Dataset rows about figures:
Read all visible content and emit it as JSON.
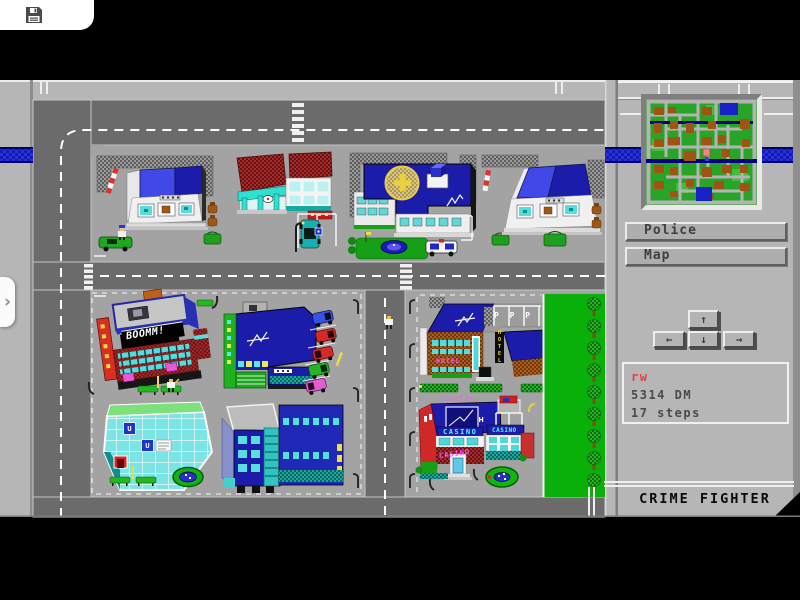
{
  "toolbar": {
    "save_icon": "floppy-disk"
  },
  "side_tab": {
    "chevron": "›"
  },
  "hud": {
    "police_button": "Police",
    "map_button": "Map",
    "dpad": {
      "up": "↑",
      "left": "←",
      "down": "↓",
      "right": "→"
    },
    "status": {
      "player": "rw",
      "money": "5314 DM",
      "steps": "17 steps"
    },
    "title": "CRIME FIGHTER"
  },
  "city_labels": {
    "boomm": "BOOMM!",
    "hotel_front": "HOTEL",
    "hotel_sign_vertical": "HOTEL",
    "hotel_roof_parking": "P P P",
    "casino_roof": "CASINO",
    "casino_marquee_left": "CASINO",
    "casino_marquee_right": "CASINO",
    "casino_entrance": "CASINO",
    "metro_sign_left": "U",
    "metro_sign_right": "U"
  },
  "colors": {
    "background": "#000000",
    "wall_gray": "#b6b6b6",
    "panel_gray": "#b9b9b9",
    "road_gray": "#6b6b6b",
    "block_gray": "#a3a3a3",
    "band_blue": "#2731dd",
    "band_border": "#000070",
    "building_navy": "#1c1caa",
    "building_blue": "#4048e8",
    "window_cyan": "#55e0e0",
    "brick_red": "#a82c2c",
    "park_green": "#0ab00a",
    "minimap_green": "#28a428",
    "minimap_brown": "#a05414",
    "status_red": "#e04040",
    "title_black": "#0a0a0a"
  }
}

§ **Task objective**: All the lines above are to be reproduced exactly, except the pictures.

§ **Right answer**:
Read all visible content and emit it as JSON.
{
  "toolbar": {
    "save_icon": "floppy-disk"
  },
  "side_tab": {
    "chevron": "›"
  },
  "hud": {
    "police_button": "Police",
    "map_button": "Map",
    "dpad": {
      "up": "↑",
      "left": "←",
      "down": "↓",
      "right": "→"
    },
    "status": {
      "player": "rw",
      "money": "5314 DM",
      "steps": "17 steps"
    },
    "title": "CRIME FIGHTER"
  },
  "city_labels": {
    "boomm": "BOOMM!",
    "hotel_front": "HOTEL",
    "hotel_sign_vertical": "HOTEL",
    "hotel_roof_parking": "P P P",
    "casino_roof": "CASINO",
    "casino_marquee_left": "CASINO",
    "casino_marquee_right": "CASINO",
    "casino_entrance": "CASINO",
    "metro_sign_left": "U",
    "metro_sign_right": "U"
  },
  "colors": {
    "background": "#000000",
    "wall_gray": "#b6b6b6",
    "panel_gray": "#b9b9b9",
    "road_gray": "#6b6b6b",
    "block_gray": "#a3a3a3",
    "band_blue": "#2731dd",
    "band_border": "#000070",
    "building_navy": "#1c1caa",
    "building_blue": "#4048e8",
    "window_cyan": "#55e0e0",
    "brick_red": "#a82c2c",
    "park_green": "#0ab00a",
    "minimap_green": "#28a428",
    "minimap_brown": "#a05414",
    "status_red": "#e04040",
    "title_black": "#0a0a0a"
  }
}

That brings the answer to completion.